[Component data from apps and pages]
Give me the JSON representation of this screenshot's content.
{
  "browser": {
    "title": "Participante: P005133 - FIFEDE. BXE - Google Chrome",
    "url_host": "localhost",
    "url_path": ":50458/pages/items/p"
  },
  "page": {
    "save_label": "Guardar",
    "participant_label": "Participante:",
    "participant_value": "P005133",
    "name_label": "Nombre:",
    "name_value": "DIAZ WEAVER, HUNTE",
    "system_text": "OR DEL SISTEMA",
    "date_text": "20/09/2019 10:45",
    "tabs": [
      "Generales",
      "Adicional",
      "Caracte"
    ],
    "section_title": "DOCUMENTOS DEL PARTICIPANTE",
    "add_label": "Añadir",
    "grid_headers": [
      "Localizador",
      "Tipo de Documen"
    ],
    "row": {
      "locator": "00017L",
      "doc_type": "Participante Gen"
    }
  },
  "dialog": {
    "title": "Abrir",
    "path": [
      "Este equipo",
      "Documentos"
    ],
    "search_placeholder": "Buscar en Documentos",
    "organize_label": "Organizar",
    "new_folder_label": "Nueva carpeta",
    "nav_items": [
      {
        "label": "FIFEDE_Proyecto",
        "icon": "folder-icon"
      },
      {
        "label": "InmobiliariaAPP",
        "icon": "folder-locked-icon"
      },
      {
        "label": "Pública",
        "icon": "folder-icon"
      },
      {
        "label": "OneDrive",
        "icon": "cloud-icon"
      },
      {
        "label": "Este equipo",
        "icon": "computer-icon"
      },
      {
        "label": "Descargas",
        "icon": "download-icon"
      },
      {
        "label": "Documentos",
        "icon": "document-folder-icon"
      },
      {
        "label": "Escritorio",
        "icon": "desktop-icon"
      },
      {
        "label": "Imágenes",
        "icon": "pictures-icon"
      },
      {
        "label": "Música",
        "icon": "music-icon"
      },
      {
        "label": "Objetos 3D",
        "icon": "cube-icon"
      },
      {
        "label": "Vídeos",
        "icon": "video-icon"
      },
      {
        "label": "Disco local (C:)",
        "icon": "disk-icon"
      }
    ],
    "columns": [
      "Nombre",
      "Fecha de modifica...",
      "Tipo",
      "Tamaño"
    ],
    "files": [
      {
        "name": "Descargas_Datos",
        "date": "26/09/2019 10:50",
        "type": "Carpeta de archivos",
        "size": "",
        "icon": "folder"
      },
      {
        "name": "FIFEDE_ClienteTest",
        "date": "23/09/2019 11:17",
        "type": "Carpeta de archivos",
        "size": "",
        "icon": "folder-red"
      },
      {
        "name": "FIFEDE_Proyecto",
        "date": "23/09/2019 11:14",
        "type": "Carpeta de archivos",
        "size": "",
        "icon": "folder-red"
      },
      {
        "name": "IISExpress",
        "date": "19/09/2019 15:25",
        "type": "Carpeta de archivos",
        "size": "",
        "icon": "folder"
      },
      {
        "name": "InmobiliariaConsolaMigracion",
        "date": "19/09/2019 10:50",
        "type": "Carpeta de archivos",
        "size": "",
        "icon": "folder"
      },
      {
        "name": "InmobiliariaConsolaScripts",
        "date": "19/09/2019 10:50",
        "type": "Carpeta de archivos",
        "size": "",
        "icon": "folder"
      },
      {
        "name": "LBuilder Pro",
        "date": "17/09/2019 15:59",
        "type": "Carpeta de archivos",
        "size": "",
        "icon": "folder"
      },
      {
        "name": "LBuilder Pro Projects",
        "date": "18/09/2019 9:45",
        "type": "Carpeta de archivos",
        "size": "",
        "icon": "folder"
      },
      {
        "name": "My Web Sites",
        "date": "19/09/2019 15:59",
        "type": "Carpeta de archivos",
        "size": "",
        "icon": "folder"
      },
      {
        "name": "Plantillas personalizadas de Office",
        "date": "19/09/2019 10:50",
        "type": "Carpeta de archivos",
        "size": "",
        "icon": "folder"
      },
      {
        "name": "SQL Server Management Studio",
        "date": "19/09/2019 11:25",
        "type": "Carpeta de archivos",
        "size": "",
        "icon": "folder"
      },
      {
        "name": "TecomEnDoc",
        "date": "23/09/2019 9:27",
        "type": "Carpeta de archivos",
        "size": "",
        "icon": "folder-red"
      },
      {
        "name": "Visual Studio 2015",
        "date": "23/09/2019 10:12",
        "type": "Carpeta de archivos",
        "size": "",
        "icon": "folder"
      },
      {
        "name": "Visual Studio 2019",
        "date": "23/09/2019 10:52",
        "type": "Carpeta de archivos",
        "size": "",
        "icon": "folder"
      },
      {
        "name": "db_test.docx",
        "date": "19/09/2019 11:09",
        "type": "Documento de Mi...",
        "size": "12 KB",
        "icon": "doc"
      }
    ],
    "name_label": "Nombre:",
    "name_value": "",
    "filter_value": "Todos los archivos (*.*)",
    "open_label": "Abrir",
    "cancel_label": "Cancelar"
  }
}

==

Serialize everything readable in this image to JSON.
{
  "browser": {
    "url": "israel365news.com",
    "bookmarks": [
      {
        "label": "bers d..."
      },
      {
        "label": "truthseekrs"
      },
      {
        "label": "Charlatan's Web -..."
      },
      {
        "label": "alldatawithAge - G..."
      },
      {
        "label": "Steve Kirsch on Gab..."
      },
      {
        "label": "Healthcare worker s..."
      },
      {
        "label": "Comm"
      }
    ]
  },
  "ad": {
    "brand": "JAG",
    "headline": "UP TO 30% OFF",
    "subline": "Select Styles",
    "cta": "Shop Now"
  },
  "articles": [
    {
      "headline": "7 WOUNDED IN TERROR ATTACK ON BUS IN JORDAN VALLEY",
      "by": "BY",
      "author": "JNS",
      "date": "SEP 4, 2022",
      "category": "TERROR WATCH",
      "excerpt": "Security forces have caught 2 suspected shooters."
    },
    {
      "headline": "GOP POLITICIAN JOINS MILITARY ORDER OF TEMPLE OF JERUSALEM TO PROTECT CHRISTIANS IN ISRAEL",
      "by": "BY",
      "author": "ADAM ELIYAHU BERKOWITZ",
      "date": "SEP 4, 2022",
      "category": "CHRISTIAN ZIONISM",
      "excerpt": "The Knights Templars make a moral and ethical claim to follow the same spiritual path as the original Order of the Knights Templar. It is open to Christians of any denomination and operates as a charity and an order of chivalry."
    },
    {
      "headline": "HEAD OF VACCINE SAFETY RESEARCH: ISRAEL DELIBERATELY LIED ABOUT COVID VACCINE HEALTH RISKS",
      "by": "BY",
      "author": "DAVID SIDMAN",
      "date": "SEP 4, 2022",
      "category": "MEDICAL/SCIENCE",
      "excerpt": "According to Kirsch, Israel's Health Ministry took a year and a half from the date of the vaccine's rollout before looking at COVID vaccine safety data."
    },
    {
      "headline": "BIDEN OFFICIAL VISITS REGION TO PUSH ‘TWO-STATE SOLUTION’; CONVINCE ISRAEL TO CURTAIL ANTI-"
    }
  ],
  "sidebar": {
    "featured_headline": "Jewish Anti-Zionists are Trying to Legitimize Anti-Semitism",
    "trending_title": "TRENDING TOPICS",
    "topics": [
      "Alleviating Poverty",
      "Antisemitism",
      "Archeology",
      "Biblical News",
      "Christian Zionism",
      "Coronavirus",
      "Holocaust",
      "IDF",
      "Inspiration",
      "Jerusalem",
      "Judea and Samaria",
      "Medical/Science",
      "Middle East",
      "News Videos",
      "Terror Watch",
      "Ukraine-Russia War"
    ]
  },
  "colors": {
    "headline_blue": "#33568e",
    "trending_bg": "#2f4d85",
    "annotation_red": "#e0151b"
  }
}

* _Exercise directions_
Which lines in the data above hold the string "Visual"? Show each one.

* _Response area_
        "name": "Visual Studio 2015",
        "name": "Visual Studio 2019",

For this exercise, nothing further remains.